Goal of the exercise: Give the count of lines in the data that include the string "this", with no added remarks.

»»

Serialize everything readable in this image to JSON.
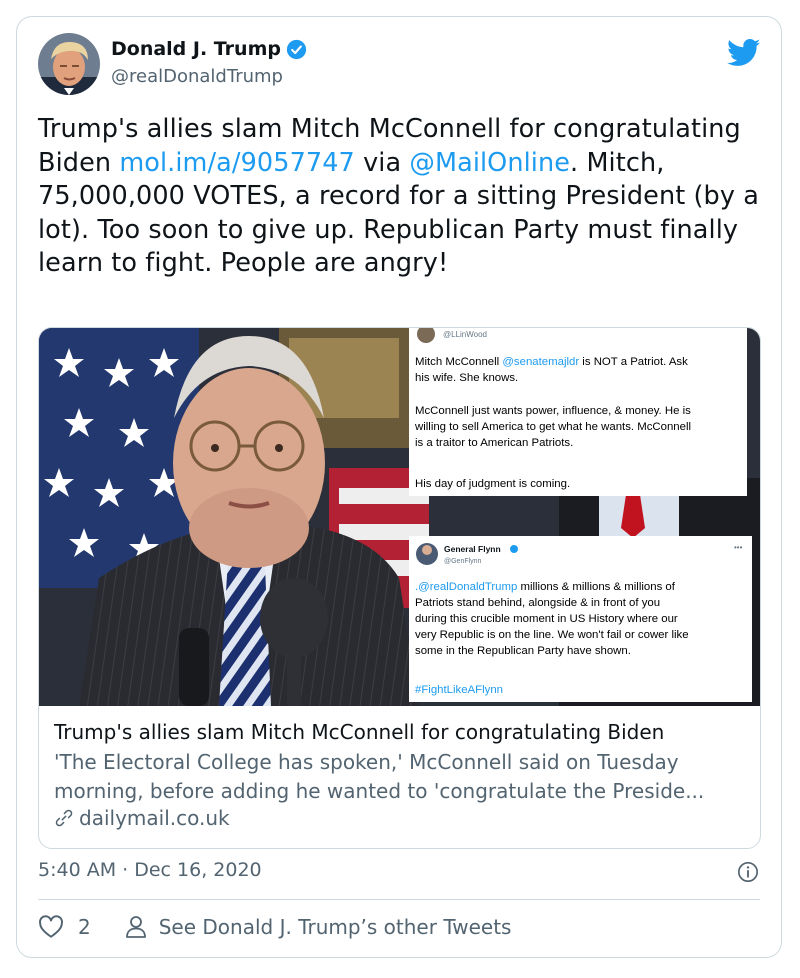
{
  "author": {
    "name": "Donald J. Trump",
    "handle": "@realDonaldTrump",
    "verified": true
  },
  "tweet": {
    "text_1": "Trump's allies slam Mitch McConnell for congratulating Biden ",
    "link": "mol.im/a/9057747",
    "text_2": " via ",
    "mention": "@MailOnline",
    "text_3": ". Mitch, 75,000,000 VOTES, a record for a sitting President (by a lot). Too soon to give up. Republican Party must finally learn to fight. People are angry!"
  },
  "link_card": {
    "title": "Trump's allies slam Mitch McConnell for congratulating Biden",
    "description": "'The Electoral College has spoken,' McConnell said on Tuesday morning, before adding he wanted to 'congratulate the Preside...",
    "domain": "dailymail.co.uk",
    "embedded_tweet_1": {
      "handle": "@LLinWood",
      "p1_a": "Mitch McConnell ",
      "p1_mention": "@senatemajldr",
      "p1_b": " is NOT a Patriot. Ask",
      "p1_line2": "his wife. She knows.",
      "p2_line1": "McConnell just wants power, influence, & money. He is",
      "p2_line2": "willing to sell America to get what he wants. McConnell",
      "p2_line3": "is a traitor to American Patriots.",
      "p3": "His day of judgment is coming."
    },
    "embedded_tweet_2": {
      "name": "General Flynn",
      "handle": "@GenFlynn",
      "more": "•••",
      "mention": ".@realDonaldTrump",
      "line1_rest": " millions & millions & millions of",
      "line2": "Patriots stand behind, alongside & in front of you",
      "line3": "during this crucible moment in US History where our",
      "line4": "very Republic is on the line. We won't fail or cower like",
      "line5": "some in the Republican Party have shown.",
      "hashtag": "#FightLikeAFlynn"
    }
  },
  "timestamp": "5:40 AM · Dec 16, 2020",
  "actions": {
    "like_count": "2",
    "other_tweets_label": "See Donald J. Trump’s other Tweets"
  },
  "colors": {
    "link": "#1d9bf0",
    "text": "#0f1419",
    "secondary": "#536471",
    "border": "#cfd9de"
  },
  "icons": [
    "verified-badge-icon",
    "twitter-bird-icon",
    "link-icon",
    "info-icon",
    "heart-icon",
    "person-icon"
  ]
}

««

Answer in full: 2